» **Requirement**
Reproduce the listing below with every "minimap-line" replaced by "overview-line", keeping everything else as it is.
___
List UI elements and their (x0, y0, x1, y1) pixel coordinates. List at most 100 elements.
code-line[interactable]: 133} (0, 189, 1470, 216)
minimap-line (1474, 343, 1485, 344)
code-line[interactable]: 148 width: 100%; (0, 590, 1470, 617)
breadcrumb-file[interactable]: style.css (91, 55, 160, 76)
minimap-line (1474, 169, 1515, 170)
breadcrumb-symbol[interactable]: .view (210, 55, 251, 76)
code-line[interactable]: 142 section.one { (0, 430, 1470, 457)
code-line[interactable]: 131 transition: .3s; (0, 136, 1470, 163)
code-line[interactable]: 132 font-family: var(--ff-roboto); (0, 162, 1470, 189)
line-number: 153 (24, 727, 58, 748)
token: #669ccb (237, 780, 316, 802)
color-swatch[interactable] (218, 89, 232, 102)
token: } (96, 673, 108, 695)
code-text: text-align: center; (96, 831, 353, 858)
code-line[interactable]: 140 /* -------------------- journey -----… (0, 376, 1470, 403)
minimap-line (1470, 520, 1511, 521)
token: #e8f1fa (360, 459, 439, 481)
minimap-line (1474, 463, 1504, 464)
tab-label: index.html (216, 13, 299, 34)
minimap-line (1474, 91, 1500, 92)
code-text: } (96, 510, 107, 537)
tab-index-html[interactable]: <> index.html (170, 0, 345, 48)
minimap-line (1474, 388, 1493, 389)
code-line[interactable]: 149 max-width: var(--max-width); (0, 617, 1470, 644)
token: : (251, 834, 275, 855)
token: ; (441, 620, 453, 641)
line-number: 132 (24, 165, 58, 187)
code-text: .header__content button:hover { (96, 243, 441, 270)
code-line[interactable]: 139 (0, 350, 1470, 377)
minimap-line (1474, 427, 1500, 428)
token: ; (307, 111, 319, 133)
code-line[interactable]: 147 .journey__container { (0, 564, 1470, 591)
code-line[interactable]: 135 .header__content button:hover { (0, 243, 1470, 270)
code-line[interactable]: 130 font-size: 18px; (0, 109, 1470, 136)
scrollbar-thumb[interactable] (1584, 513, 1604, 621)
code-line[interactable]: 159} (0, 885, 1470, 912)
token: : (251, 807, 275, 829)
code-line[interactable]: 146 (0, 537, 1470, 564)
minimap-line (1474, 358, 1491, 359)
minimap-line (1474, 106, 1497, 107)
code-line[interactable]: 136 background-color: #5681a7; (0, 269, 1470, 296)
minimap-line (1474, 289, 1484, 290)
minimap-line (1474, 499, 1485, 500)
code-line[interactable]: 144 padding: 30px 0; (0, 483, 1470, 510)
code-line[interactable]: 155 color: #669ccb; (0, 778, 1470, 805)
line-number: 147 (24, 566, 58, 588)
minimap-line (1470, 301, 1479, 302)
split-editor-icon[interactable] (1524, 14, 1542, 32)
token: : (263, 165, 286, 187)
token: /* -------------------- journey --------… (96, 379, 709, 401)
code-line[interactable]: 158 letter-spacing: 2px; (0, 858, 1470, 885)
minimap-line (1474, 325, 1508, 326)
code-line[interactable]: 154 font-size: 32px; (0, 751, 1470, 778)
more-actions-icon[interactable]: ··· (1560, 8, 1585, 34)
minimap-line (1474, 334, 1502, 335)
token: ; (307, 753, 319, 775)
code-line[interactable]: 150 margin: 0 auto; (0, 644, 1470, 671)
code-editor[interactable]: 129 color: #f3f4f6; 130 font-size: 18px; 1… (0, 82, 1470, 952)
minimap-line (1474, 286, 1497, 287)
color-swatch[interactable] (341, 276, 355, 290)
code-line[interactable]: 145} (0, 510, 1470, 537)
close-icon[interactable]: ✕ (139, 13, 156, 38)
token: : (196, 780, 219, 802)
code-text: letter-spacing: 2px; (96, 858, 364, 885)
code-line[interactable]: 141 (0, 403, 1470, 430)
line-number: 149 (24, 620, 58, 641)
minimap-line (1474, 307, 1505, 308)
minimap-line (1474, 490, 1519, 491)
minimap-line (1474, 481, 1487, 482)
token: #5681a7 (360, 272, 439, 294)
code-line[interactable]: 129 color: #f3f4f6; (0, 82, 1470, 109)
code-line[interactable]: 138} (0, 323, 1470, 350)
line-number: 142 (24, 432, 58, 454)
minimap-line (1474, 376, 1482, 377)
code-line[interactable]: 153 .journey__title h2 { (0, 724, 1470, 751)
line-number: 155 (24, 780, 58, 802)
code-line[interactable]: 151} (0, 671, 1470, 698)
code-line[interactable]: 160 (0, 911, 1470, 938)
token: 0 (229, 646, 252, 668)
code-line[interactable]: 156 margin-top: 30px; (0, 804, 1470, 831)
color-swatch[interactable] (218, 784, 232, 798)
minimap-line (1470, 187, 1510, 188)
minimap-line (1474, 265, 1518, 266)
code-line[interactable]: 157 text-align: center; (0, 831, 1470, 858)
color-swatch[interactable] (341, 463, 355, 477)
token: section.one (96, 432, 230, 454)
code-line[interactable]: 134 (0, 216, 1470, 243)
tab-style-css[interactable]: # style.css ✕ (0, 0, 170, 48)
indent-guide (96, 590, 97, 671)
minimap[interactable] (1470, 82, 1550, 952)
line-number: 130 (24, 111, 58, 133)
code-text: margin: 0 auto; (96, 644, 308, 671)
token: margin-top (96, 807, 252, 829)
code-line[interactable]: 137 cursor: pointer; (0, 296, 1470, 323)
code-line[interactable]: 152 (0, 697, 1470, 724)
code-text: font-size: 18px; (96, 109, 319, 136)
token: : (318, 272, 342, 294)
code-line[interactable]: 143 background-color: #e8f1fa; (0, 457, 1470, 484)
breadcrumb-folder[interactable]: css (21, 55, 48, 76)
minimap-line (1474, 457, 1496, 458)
___
» **Response for this exercise**
List UI elements and their (x0, y0, x1, y1) pixel coordinates. List at most 100 elements.
code-line[interactable]: 133} (0, 189, 1470, 216)
overview-line (1474, 343, 1485, 344)
code-line[interactable]: 148 width: 100%; (0, 590, 1470, 617)
breadcrumb-file[interactable]: style.css (91, 55, 160, 76)
overview-line (1474, 169, 1515, 170)
breadcrumb-symbol[interactable]: .view (210, 55, 251, 76)
code-line[interactable]: 142 section.one { (0, 430, 1470, 457)
code-line[interactable]: 131 transition: .3s; (0, 136, 1470, 163)
code-line[interactable]: 132 font-family: var(--ff-roboto); (0, 162, 1470, 189)
line-number: 153 (24, 727, 58, 748)
token: #669ccb (237, 780, 316, 802)
color-swatch[interactable] (218, 89, 232, 102)
token: } (96, 673, 108, 695)
code-text: text-align: center; (96, 831, 353, 858)
code-line[interactable]: 140 /* -------------------- journey -----… (0, 376, 1470, 403)
overview-line (1470, 520, 1511, 521)
token: #e8f1fa (360, 459, 439, 481)
overview-line (1474, 463, 1504, 464)
tab-label: index.html (216, 13, 299, 34)
overview-line (1474, 91, 1500, 92)
code-text: } (96, 510, 107, 537)
tab-index-html[interactable]: <> index.html (170, 0, 345, 48)
overview-line (1474, 388, 1493, 389)
code-line[interactable]: 149 max-width: var(--max-width); (0, 617, 1470, 644)
token: : (251, 834, 275, 855)
token: ; (441, 620, 453, 641)
line-number: 132 (24, 165, 58, 187)
code-text: .header__content button:hover { (96, 243, 441, 270)
code-line[interactable]: 139 (0, 350, 1470, 377)
overview-line (1474, 427, 1500, 428)
token: ; (307, 111, 319, 133)
code-line[interactable]: 147 .journey__container { (0, 564, 1470, 591)
code-line[interactable]: 135 .header__content button:hover { (0, 243, 1470, 270)
code-line[interactable]: 130 font-size: 18px; (0, 109, 1470, 136)
scrollbar-thumb[interactable] (1584, 513, 1604, 621)
code-line[interactable]: 159} (0, 885, 1470, 912)
token: : (251, 807, 275, 829)
code-line[interactable]: 146 (0, 537, 1470, 564)
overview-line (1474, 358, 1491, 359)
overview-line (1474, 106, 1497, 107)
code-line[interactable]: 136 background-color: #5681a7; (0, 269, 1470, 296)
overview-line (1474, 289, 1484, 290)
overview-line (1474, 499, 1485, 500)
code-line[interactable]: 144 padding: 30px 0; (0, 483, 1470, 510)
code-line[interactable]: 155 color: #669ccb; (0, 778, 1470, 805)
line-number: 147 (24, 566, 58, 588)
overview-line (1470, 301, 1479, 302)
split-editor-icon[interactable] (1524, 14, 1542, 32)
token: : (263, 165, 286, 187)
token: /* -------------------- journey --------… (96, 379, 709, 401)
code-line[interactable]: 158 letter-spacing: 2px; (0, 858, 1470, 885)
overview-line (1474, 325, 1508, 326)
code-line[interactable]: 154 font-size: 32px; (0, 751, 1470, 778)
more-actions-icon[interactable]: ··· (1560, 8, 1585, 34)
overview-line (1474, 334, 1502, 335)
token: ; (307, 753, 319, 775)
code-line[interactable]: 150 margin: 0 auto; (0, 644, 1470, 671)
code-editor[interactable]: 129 color: #f3f4f6; 130 font-size: 18px; 1… (0, 82, 1470, 952)
overview-line (1474, 286, 1497, 287)
color-swatch[interactable] (341, 276, 355, 290)
code-line[interactable]: 145} (0, 510, 1470, 537)
close-icon[interactable]: ✕ (139, 13, 156, 38)
token: : (196, 780, 219, 802)
code-text: letter-spacing: 2px; (96, 858, 364, 885)
code-line[interactable]: 141 (0, 403, 1470, 430)
line-number: 149 (24, 620, 58, 641)
overview-line (1474, 307, 1505, 308)
overview-line (1474, 490, 1519, 491)
overview-line (1474, 481, 1487, 482)
token: #5681a7 (360, 272, 439, 294)
code-line[interactable]: 129 color: #f3f4f6; (0, 82, 1470, 109)
code-line[interactable]: 138} (0, 323, 1470, 350)
line-number: 142 (24, 432, 58, 454)
overview-line (1474, 376, 1482, 377)
code-line[interactable]: 153 .journey__title h2 { (0, 724, 1470, 751)
line-number: 155 (24, 780, 58, 802)
code-line[interactable]: 151} (0, 671, 1470, 698)
code-line[interactable]: 160 (0, 911, 1470, 938)
token: 0 (229, 646, 252, 668)
code-line[interactable]: 156 margin-top: 30px; (0, 804, 1470, 831)
color-swatch[interactable] (218, 784, 232, 798)
overview-line (1470, 187, 1510, 188)
overview-line (1474, 265, 1518, 266)
code-line[interactable]: 157 text-align: center; (0, 831, 1470, 858)
color-swatch[interactable] (341, 463, 355, 477)
token: section.one (96, 432, 230, 454)
code-line[interactable]: 134 (0, 216, 1470, 243)
tab-style-css[interactable]: # style.css ✕ (0, 0, 170, 48)
indent-guide (96, 590, 97, 671)
minimap[interactable] (1470, 82, 1550, 952)
line-number: 130 (24, 111, 58, 133)
code-text: margin: 0 auto; (96, 644, 308, 671)
token: margin-top (96, 807, 252, 829)
code-line[interactable]: 137 cursor: pointer; (0, 296, 1470, 323)
code-line[interactable]: 152 (0, 697, 1470, 724)
code-text: font-size: 18px; (96, 109, 319, 136)
token: : (318, 272, 342, 294)
code-line[interactable]: 143 background-color: #e8f1fa; (0, 457, 1470, 484)
breadcrumb-folder[interactable]: css (21, 55, 48, 76)
overview-line (1474, 457, 1496, 458)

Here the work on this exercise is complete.